# DIRECTIONS
Pictures do not belong in your copy. Repeat all the other data exactly.
┄┄┄┄┄┄┄┄┄┄
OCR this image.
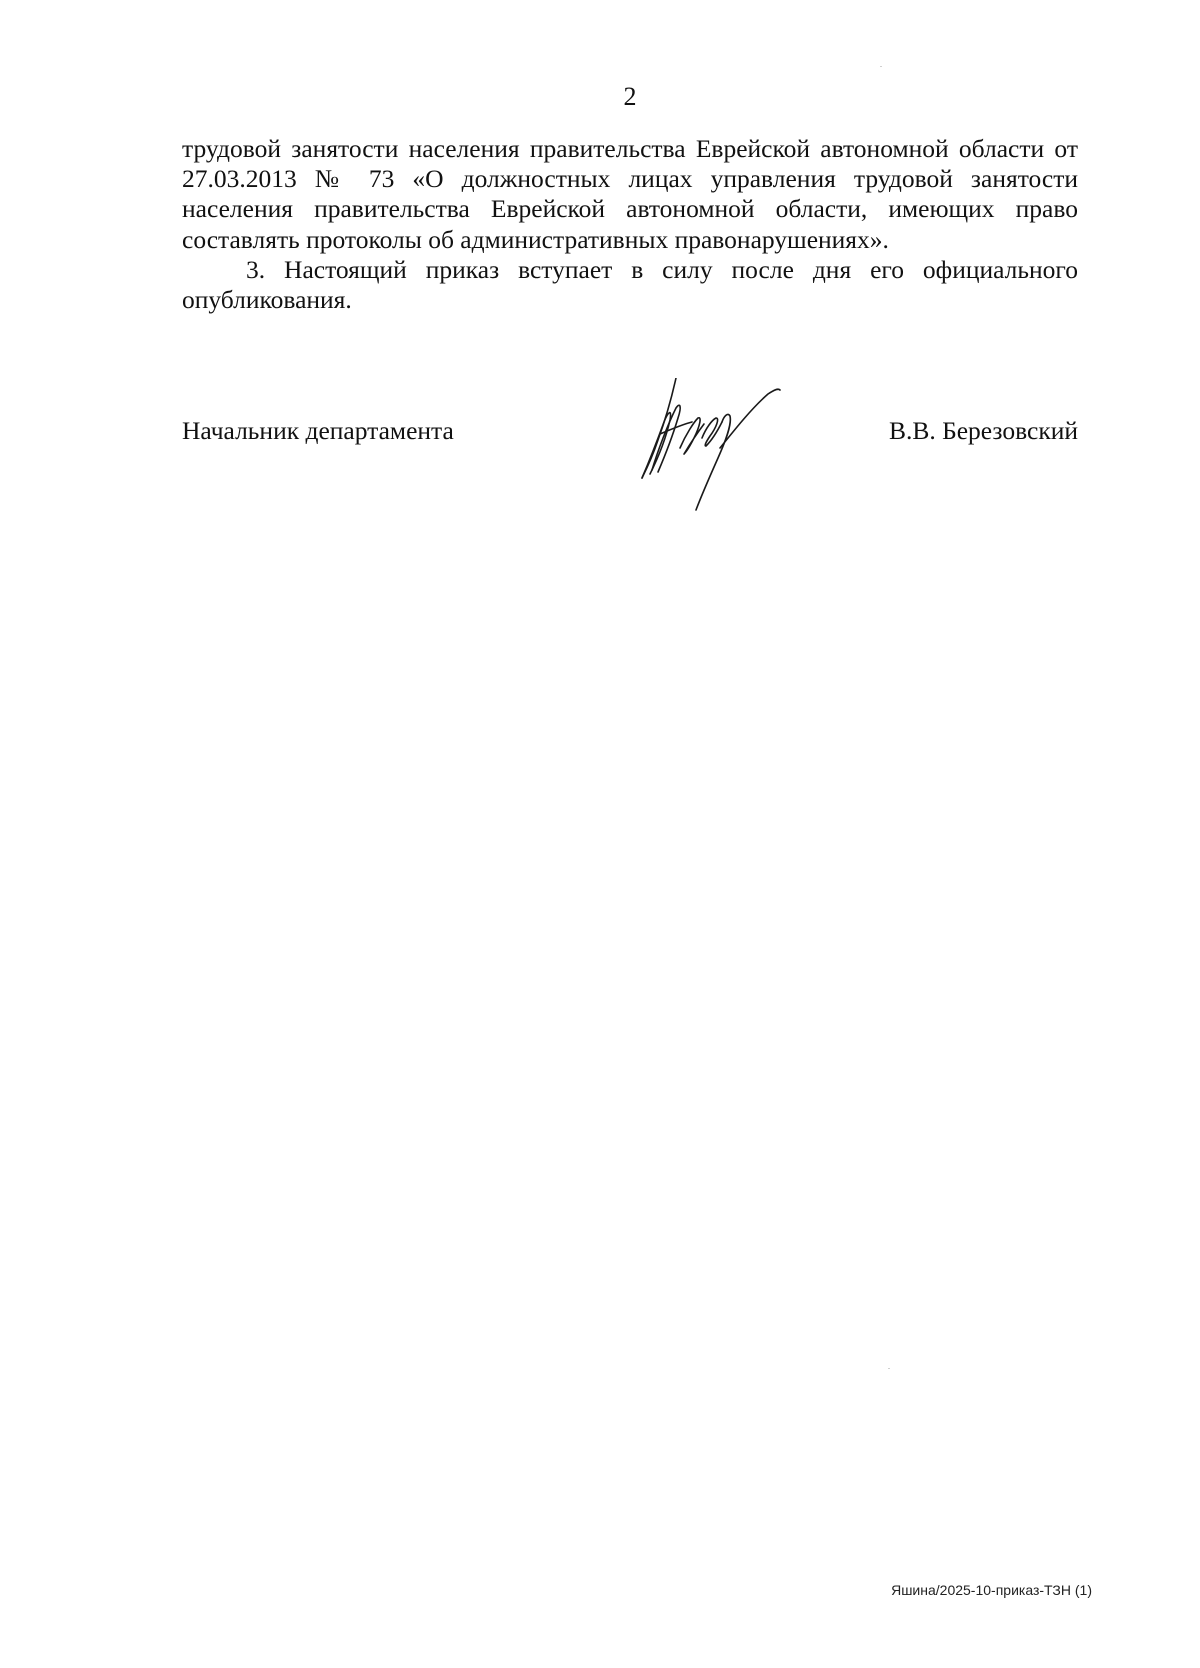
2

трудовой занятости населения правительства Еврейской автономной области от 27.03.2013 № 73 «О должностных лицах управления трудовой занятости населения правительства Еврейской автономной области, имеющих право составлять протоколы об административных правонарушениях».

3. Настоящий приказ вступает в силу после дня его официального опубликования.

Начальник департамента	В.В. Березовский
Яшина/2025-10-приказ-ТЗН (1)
┄┄┄┄┄┄┄┄┄┄
# PROBLEM SOLUTION
OCR this image.
2

трудовой занятости населения правительства Еврейской автономной области от 27.03.2013 № 73 «О должностных лицах управления трудовой занятости населения правительства Еврейской автономной области, имеющих право составлять протоколы об административных правонарушениях».

3. Настоящий приказ вступает в силу после дня его официального опубликования.

Начальник департамента	В.В. Березовский
Яшина/2025-10-приказ-ТЗН (1)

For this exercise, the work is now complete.